* Source records *
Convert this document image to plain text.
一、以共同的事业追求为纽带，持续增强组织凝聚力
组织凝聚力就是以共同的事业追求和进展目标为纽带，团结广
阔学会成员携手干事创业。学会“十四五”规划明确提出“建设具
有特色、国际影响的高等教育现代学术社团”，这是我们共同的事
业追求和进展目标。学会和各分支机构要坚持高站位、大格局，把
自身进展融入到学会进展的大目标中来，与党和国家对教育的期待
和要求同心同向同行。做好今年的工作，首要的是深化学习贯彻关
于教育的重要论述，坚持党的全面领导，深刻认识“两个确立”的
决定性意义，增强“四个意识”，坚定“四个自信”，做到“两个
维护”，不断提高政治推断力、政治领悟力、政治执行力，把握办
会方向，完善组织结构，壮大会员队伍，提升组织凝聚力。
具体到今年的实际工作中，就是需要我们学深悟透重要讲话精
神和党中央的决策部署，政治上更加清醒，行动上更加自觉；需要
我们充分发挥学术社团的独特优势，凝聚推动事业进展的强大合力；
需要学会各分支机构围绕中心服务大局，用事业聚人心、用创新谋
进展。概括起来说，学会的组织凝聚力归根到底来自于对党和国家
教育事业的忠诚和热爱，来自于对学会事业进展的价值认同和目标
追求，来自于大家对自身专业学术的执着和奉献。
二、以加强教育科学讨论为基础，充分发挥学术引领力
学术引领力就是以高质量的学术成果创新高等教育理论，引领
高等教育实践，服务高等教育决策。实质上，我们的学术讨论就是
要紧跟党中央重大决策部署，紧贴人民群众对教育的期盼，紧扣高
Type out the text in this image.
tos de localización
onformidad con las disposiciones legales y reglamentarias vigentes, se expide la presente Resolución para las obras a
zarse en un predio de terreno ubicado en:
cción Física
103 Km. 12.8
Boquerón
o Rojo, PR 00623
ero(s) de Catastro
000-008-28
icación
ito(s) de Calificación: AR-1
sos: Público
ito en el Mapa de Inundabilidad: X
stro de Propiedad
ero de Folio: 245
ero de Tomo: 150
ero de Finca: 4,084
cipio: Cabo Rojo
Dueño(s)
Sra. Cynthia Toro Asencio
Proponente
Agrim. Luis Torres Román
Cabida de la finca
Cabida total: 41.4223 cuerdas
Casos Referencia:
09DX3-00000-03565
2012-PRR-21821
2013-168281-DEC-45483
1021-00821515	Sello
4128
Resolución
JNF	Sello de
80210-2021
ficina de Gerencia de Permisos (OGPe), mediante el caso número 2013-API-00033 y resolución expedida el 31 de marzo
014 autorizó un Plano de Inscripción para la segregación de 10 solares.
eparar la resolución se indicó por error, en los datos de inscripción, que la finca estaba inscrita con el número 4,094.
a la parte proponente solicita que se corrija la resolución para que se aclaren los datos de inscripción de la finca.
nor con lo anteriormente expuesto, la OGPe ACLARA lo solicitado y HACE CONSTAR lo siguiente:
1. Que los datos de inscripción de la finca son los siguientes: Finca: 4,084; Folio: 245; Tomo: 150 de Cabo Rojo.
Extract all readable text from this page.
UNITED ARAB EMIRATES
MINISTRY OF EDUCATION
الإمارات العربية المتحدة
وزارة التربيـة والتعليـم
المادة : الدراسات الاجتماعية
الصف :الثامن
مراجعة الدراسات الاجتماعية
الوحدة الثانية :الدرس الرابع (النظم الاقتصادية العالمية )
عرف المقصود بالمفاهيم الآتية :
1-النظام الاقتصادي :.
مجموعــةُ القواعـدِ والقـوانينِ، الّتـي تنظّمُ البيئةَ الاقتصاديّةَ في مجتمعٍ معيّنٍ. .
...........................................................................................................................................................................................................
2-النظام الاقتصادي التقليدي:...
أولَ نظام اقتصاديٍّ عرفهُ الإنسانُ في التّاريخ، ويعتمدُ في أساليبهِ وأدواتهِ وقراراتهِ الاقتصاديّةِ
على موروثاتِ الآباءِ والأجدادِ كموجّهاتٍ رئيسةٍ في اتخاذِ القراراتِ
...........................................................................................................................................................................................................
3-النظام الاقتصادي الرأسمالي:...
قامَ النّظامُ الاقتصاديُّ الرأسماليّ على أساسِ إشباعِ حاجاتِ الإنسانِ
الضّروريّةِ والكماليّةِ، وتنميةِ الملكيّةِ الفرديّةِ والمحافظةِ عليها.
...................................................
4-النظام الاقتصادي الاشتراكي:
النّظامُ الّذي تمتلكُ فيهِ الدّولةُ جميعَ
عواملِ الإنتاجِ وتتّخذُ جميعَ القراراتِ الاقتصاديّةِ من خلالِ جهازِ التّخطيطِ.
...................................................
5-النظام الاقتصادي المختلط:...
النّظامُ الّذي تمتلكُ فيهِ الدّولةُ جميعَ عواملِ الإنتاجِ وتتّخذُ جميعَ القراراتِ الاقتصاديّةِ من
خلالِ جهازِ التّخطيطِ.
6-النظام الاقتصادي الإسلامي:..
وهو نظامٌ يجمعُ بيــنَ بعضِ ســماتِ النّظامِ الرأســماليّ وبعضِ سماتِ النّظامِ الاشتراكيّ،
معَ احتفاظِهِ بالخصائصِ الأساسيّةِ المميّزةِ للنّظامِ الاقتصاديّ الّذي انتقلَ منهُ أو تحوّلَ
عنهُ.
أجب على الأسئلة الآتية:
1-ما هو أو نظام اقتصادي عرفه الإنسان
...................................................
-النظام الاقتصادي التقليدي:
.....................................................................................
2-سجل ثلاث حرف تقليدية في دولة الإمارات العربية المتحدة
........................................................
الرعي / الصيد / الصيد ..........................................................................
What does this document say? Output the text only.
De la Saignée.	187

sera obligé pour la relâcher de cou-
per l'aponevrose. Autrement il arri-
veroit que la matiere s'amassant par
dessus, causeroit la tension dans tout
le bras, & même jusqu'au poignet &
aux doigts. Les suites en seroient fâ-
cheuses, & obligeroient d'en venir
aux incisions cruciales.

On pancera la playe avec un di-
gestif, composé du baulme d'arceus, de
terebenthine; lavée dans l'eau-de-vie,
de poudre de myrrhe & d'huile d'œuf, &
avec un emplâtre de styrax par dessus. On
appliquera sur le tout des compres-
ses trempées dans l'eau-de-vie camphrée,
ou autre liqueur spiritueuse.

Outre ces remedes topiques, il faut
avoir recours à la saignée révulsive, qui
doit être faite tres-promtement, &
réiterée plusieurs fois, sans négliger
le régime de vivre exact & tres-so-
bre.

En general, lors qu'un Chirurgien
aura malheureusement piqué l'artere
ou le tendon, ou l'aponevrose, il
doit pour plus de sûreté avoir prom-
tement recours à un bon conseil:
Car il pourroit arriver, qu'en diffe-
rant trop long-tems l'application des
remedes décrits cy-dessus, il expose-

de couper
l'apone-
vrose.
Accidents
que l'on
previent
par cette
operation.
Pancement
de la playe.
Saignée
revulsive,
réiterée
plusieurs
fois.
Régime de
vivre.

* Stated problem *
Extract the full listing and reproduce each line exactly.

* Answer for this exercise *
Convert this document image to plain text.
一、以共同的事业追求为纽带，持续增强组织凝聚力
组织凝聚力就是以共同的事业追求和进展目标为纽带，团结广
阔学会成员携手干事创业。学会“十四五”规划明确提出“建设具
有特色、国际影响的高等教育现代学术社团”，这是我们共同的事
业追求和进展目标。学会和各分支机构要坚持高站位、大格局，把
自身进展融入到学会进展的大目标中来，与党和国家对教育的期待
和要求同心同向同行。做好今年的工作，首要的是深化学习贯彻关
于教育的重要论述，坚持党的全面领导，深刻认识“两个确立”的
决定性意义，增强“四个意识”，坚定“四个自信”，做到“两个
维护”，不断提高政治推断力、政治领悟力、政治执行力，把握办
会方向，完善组织结构，壮大会员队伍，提升组织凝聚力。
具体到今年的实际工作中，就是需要我们学深悟透重要讲话精
神和党中央的决策部署，政治上更加清醒，行动上更加自觉；需要
我们充分发挥学术社团的独特优势，凝聚推动事业进展的强大合力；
需要学会各分支机构围绕中心服务大局，用事业聚人心、用创新谋
进展。概括起来说，学会的组织凝聚力归根到底来自于对党和国家
教育事业的忠诚和热爱，来自于对学会事业进展的价值认同和目标
追求，来自于大家对自身专业学术的执着和奉献。
二、以加强教育科学讨论为基础，充分发挥学术引领力
学术引领力就是以高质量的学术成果创新高等教育理论，引领
高等教育实践，服务高等教育决策。实质上，我们的学术讨论就是
要紧跟党中央重大决策部署，紧贴人民群众对教育的期盼，紧扣高
Type out the text in this image.
tos de localización
onformidad con las disposiciones legales y reglamentarias vigentes, se expide la presente Resolución para las obras a
zarse en un predio de terreno ubicado en:
cción Física
103 Km. 12.8
Boquerón
o Rojo, PR 00623
ero(s) de Catastro
000-008-28
icación
ito(s) de Calificación: AR-1
sos: Público
ito en el Mapa de Inundabilidad: X
stro de Propiedad
ero de Folio: 245
ero de Tomo: 150
ero de Finca: 4,084
cipio: Cabo Rojo
Dueño(s)
Sra. Cynthia Toro Asencio
Proponente
Agrim. Luis Torres Román
Cabida de la finca
Cabida total: 41.4223 cuerdas
Casos Referencia:
09DX3-00000-03565
2012-PRR-21821
2013-168281-DEC-45483
1021-00821515	Sello
4128
Resolución
JNF	Sello de
80210-2021
ficina de Gerencia de Permisos (OGPe), mediante el caso número 2013-API-00033 y resolución expedida el 31 de marzo
014 autorizó un Plano de Inscripción para la segregación de 10 solares.
eparar la resolución se indicó por error, en los datos de inscripción, que la finca estaba inscrita con el número 4,094.
a la parte proponente solicita que se corrija la resolución para que se aclaren los datos de inscripción de la finca.
nor con lo anteriormente expuesto, la OGPe ACLARA lo solicitado y HACE CONSTAR lo siguiente:
1. Que los datos de inscripción de la finca son los siguientes: Finca: 4,084; Folio: 245; Tomo: 150 de Cabo Rojo.
Extract all readable text from this page.
UNITED ARAB EMIRATES
MINISTRY OF EDUCATION
الإمارات العربية المتحدة
وزارة التربيـة والتعليـم
المادة : الدراسات الاجتماعية
الصف :الثامن
مراجعة الدراسات الاجتماعية
الوحدة الثانية :الدرس الرابع (النظم الاقتصادية العالمية )
عرف المقصود بالمفاهيم الآتية :
1-النظام الاقتصادي :.
مجموعــةُ القواعـدِ والقـوانينِ، الّتـي تنظّمُ البيئةَ الاقتصاديّةَ في مجتمعٍ معيّنٍ. .
...........................................................................................................................................................................................................
2-النظام الاقتصادي التقليدي:...
أولَ نظام اقتصاديٍّ عرفهُ الإنسانُ في التّاريخ، ويعتمدُ في أساليبهِ وأدواتهِ وقراراتهِ الاقتصاديّةِ
على موروثاتِ الآباءِ والأجدادِ كموجّهاتٍ رئيسةٍ في اتخاذِ القراراتِ
...........................................................................................................................................................................................................
3-النظام الاقتصادي الرأسمالي:...
قامَ النّظامُ الاقتصاديُّ الرأسماليّ على أساسِ إشباعِ حاجاتِ الإنسانِ
الضّروريّةِ والكماليّةِ، وتنميةِ الملكيّةِ الفرديّةِ والمحافظةِ عليها.
...................................................
4-النظام الاقتصادي الاشتراكي:
النّظامُ الّذي تمتلكُ فيهِ الدّولةُ جميعَ
عواملِ الإنتاجِ وتتّخذُ جميعَ القراراتِ الاقتصاديّةِ من خلالِ جهازِ التّخطيطِ.
...................................................
5-النظام الاقتصادي المختلط:...
النّظامُ الّذي تمتلكُ فيهِ الدّولةُ جميعَ عواملِ الإنتاجِ وتتّخذُ جميعَ القراراتِ الاقتصاديّةِ من
خلالِ جهازِ التّخطيطِ.
6-النظام الاقتصادي الإسلامي:..
وهو نظامٌ يجمعُ بيــنَ بعضِ ســماتِ النّظامِ الرأســماليّ وبعضِ سماتِ النّظامِ الاشتراكيّ،
معَ احتفاظِهِ بالخصائصِ الأساسيّةِ المميّزةِ للنّظامِ الاقتصاديّ الّذي انتقلَ منهُ أو تحوّلَ
عنهُ.
أجب على الأسئلة الآتية:
1-ما هو أو نظام اقتصادي عرفه الإنسان
...................................................
-النظام الاقتصادي التقليدي:
.....................................................................................
2-سجل ثلاث حرف تقليدية في دولة الإمارات العربية المتحدة
........................................................
الرعي / الصيد / الصيد ..........................................................................
What does this document say? Output the text only.
De la Saignée.	187

sera obligé pour la relâcher de cou-
per l'aponevrose. Autrement il arri-
veroit que la matiere s'amassant par
dessus, causeroit la tension dans tout
le bras, & même jusqu'au poignet &
aux doigts. Les suites en seroient fâ-
cheuses, & obligeroient d'en venir
aux incisions cruciales.

On pancera la playe avec un di-
gestif, composé du baulme d'arceus, de
terebenthine; lavée dans l'eau-de-vie,
de poudre de myrrhe & d'huile d'œuf, &
avec un emplâtre de styrax par dessus. On
appliquera sur le tout des compres-
ses trempées dans l'eau-de-vie camphrée,
ou autre liqueur spiritueuse.

Outre ces remedes topiques, il faut
avoir recours à la saignée révulsive, qui
doit être faite tres-promtement, &
réiterée plusieurs fois, sans négliger
le régime de vivre exact & tres-so-
bre.

En general, lors qu'un Chirurgien
aura malheureusement piqué l'artere
ou le tendon, ou l'aponevrose, il
doit pour plus de sûreté avoir prom-
tement recours à un bon conseil:
Car il pourroit arriver, qu'en diffe-
rant trop long-tems l'application des
remedes décrits cy-dessus, il expose-

de couper
l'apone-
vrose.
Accidents
que l'on
previent
par cette
operation.
Pancement
de la playe.
Saignée
revulsive,
réiterée
plusieurs
fois.
Régime de
vivre.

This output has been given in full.